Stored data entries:
>> BEGIN

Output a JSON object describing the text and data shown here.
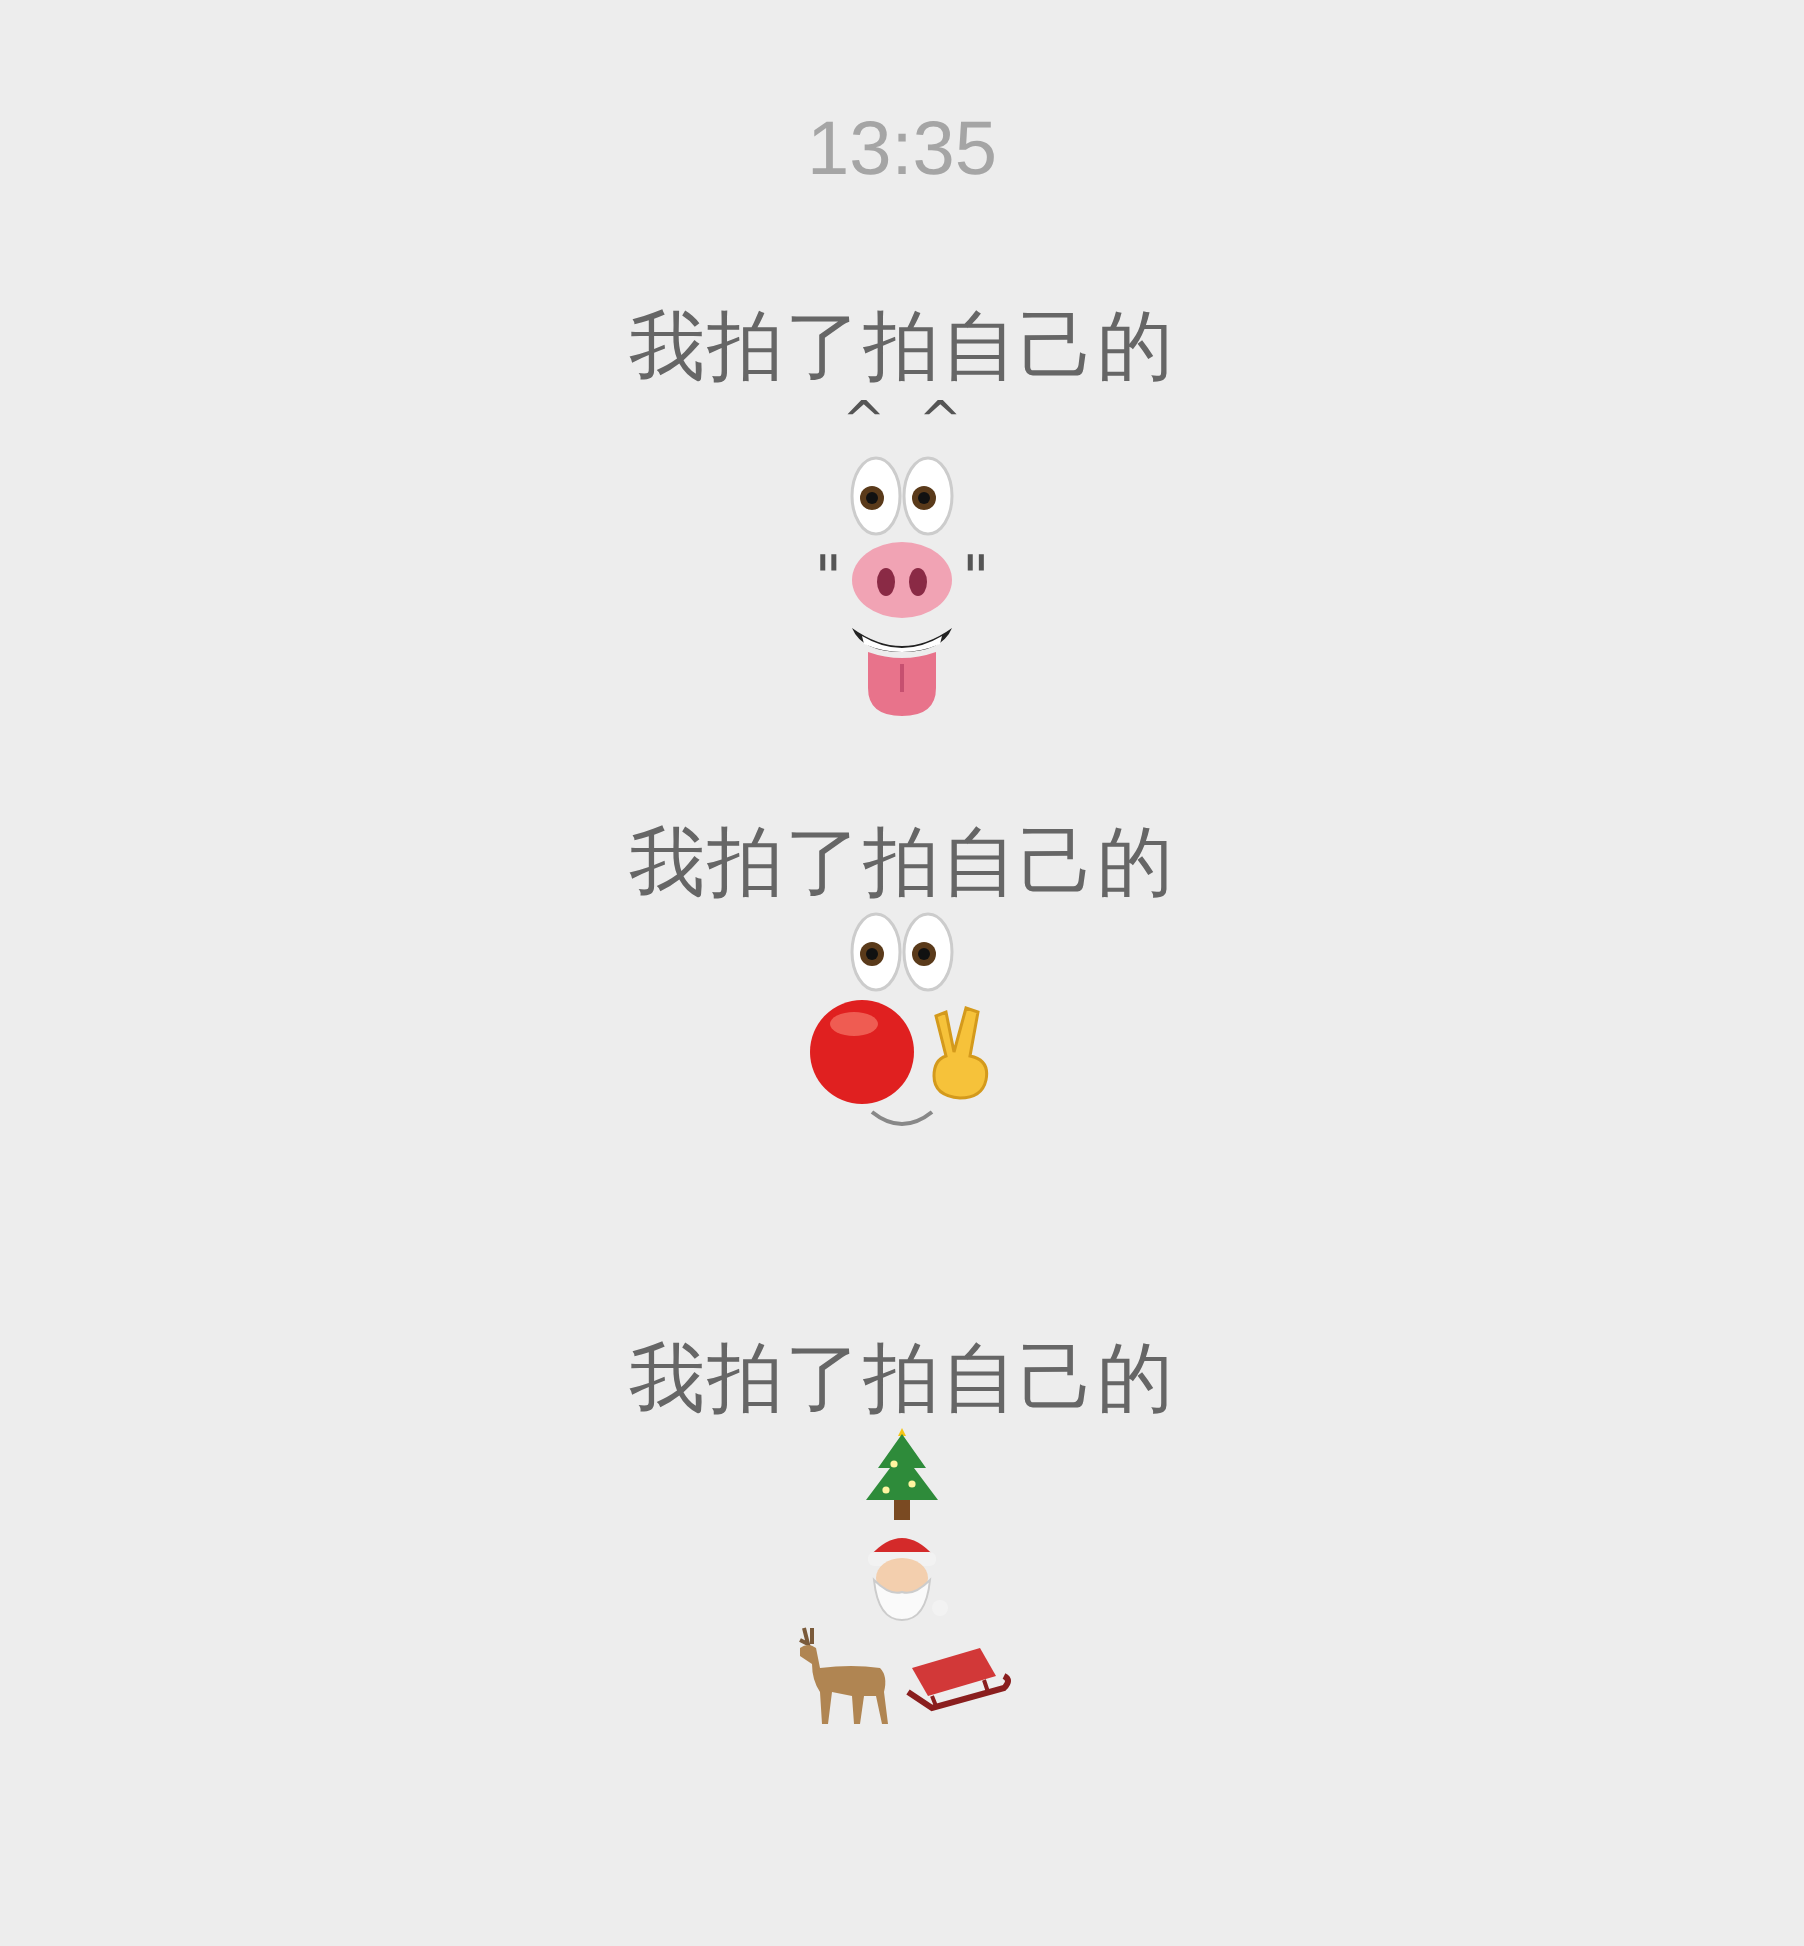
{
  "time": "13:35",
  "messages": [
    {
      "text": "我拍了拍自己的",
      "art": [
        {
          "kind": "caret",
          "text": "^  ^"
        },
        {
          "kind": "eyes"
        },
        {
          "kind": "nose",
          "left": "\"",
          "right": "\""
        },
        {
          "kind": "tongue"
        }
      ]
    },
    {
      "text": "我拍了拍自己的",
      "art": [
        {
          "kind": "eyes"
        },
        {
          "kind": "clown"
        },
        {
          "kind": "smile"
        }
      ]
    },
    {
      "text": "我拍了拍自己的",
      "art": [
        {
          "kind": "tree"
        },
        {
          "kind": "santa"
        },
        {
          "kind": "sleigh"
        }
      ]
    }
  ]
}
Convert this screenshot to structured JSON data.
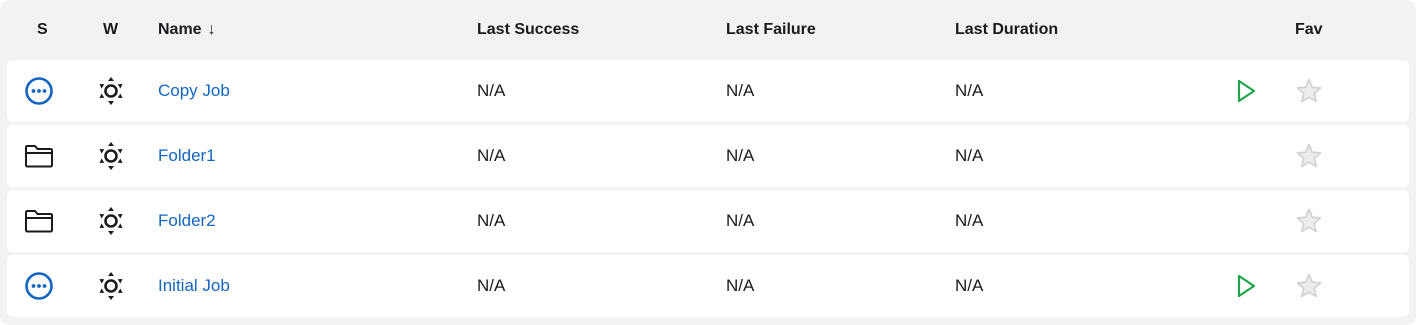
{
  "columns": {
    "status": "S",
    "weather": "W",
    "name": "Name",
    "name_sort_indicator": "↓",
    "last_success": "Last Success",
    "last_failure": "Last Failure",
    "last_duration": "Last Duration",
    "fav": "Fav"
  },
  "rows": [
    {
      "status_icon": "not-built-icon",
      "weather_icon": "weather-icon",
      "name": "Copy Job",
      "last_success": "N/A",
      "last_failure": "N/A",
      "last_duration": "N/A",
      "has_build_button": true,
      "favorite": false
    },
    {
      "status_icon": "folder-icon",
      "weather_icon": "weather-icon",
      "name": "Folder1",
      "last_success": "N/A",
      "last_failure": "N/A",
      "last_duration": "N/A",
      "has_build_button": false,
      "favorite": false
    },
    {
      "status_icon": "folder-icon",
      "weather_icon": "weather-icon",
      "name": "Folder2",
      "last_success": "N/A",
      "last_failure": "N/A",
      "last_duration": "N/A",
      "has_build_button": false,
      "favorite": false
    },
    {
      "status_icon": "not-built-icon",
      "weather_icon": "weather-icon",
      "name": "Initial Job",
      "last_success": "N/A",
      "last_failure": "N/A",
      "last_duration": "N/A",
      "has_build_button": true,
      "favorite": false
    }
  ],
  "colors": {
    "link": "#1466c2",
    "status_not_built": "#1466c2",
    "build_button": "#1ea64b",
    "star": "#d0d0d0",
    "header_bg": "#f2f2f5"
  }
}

>> END
>> BEGIN

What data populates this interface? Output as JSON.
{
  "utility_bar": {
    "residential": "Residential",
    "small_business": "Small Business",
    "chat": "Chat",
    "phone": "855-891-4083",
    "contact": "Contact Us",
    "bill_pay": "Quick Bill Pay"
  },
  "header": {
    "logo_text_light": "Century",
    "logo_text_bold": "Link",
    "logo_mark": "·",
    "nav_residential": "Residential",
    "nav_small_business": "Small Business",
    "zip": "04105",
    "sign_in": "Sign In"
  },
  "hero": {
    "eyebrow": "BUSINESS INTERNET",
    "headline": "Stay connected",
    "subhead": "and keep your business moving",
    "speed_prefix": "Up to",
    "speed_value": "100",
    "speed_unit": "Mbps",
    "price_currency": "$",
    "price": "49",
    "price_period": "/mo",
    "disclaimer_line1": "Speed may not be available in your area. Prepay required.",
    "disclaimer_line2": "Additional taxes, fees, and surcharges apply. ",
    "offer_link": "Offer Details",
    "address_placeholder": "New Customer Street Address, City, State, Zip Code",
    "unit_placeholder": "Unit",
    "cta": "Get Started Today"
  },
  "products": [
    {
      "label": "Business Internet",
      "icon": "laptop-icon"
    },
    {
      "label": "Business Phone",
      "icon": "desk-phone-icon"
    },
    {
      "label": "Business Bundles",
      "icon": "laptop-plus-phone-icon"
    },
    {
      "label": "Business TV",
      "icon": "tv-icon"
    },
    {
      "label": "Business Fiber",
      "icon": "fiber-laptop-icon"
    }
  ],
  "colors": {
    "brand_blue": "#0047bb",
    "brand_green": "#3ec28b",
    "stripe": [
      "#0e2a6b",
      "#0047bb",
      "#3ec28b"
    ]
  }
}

>> END

• _Exercise directions_: Go through the records above, find every line with the word "laptop", and list those lines.

• _Response to the task_:
      "icon": "laptop-icon"
      "icon": "laptop-plus-phone-icon"
      "icon": "fiber-laptop-icon"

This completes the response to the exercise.